━━━ Listed entries

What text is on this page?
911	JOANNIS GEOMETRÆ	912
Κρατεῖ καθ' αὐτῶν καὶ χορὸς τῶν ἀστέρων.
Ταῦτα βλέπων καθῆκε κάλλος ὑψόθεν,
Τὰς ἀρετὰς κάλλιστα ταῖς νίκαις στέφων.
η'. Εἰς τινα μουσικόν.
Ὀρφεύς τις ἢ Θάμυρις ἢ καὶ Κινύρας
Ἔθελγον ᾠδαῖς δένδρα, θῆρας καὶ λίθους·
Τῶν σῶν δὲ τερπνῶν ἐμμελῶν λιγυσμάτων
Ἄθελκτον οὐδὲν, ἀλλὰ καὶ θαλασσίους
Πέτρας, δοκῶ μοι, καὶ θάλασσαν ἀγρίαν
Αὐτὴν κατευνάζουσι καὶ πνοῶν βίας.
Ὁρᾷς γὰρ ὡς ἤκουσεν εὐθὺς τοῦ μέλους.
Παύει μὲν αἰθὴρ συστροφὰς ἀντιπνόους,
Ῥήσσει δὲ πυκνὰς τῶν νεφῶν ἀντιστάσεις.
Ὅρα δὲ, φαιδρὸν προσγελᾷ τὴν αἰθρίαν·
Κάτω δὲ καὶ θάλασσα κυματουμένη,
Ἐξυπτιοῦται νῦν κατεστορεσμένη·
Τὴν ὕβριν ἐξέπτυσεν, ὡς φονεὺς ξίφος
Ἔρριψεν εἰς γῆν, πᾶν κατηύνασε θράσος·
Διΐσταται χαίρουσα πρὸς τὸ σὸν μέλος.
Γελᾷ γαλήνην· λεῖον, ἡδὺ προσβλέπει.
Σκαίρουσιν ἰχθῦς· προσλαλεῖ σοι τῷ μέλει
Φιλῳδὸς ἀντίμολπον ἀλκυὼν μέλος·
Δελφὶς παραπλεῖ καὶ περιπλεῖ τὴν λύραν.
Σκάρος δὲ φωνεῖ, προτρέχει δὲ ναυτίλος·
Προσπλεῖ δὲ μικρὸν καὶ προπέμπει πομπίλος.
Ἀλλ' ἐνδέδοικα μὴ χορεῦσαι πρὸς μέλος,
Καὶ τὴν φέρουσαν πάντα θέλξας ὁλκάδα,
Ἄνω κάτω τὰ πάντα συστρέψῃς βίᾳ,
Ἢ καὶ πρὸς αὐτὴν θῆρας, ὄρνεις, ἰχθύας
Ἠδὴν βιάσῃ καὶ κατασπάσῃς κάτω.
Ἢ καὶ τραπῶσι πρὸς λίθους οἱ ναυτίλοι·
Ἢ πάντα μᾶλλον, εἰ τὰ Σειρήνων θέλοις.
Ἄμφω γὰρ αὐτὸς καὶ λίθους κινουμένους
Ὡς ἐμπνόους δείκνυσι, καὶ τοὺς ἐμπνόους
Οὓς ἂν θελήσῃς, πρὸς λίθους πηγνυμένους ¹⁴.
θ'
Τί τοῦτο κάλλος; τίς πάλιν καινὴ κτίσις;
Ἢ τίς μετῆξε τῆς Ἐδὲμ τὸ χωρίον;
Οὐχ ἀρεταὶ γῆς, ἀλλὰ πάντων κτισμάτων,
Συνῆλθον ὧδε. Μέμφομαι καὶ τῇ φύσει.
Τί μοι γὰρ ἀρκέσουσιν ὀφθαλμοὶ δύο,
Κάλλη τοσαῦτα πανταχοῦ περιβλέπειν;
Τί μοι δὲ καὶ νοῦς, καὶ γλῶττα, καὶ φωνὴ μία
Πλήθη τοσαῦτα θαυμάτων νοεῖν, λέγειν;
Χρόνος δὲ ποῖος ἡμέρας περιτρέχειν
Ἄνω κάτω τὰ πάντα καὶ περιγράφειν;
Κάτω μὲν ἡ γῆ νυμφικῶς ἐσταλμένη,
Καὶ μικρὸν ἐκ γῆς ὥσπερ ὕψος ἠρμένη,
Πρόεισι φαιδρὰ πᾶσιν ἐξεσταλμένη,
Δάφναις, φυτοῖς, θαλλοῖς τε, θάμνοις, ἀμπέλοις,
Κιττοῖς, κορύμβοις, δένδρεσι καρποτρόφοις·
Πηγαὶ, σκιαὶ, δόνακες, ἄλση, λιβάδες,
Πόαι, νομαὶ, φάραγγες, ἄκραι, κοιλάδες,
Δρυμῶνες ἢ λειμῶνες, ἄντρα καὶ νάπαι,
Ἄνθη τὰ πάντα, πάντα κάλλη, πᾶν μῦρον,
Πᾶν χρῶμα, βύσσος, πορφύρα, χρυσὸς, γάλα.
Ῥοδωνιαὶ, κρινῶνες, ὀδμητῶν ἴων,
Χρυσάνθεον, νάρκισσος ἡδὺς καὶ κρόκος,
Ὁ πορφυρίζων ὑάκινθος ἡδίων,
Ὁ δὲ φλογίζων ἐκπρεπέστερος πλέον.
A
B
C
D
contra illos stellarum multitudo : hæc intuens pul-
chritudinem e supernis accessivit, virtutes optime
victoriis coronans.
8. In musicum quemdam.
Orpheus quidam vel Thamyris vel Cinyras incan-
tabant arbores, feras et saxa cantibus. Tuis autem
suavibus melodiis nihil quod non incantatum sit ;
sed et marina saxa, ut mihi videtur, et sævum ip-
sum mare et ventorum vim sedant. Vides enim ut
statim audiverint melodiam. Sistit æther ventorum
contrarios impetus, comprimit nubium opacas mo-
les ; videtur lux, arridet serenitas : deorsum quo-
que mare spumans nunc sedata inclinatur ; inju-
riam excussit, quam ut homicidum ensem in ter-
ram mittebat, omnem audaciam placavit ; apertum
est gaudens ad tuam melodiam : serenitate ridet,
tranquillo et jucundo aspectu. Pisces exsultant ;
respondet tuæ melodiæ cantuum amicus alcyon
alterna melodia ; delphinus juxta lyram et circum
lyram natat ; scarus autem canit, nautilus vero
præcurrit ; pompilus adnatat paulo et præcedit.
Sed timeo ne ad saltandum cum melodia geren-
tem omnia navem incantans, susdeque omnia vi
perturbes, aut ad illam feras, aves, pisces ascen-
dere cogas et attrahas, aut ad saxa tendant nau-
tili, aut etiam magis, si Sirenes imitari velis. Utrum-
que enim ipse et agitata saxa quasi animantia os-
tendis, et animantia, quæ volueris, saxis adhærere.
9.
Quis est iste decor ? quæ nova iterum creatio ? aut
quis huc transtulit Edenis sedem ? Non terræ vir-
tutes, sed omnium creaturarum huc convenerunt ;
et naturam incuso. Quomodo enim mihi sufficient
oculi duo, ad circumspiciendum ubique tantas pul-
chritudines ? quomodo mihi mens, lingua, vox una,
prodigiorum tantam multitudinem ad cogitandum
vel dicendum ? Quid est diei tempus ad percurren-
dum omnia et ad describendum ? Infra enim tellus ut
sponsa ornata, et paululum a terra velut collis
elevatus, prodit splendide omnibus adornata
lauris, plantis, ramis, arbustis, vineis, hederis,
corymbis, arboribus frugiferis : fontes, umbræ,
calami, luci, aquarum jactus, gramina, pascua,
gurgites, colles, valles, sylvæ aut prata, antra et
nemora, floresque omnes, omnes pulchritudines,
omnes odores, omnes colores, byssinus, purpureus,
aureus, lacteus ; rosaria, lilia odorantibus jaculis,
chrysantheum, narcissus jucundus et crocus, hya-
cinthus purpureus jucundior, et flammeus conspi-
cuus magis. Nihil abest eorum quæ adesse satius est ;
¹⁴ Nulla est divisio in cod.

━━━━━━

### Brief
Scan the records above for the string "videtur", then select every line that holds it.

### Expected output
sed et marina saxa, ut mihi videtur, et sævum ip-
les ; videtur lux, arridet serenitas : deorsum quo-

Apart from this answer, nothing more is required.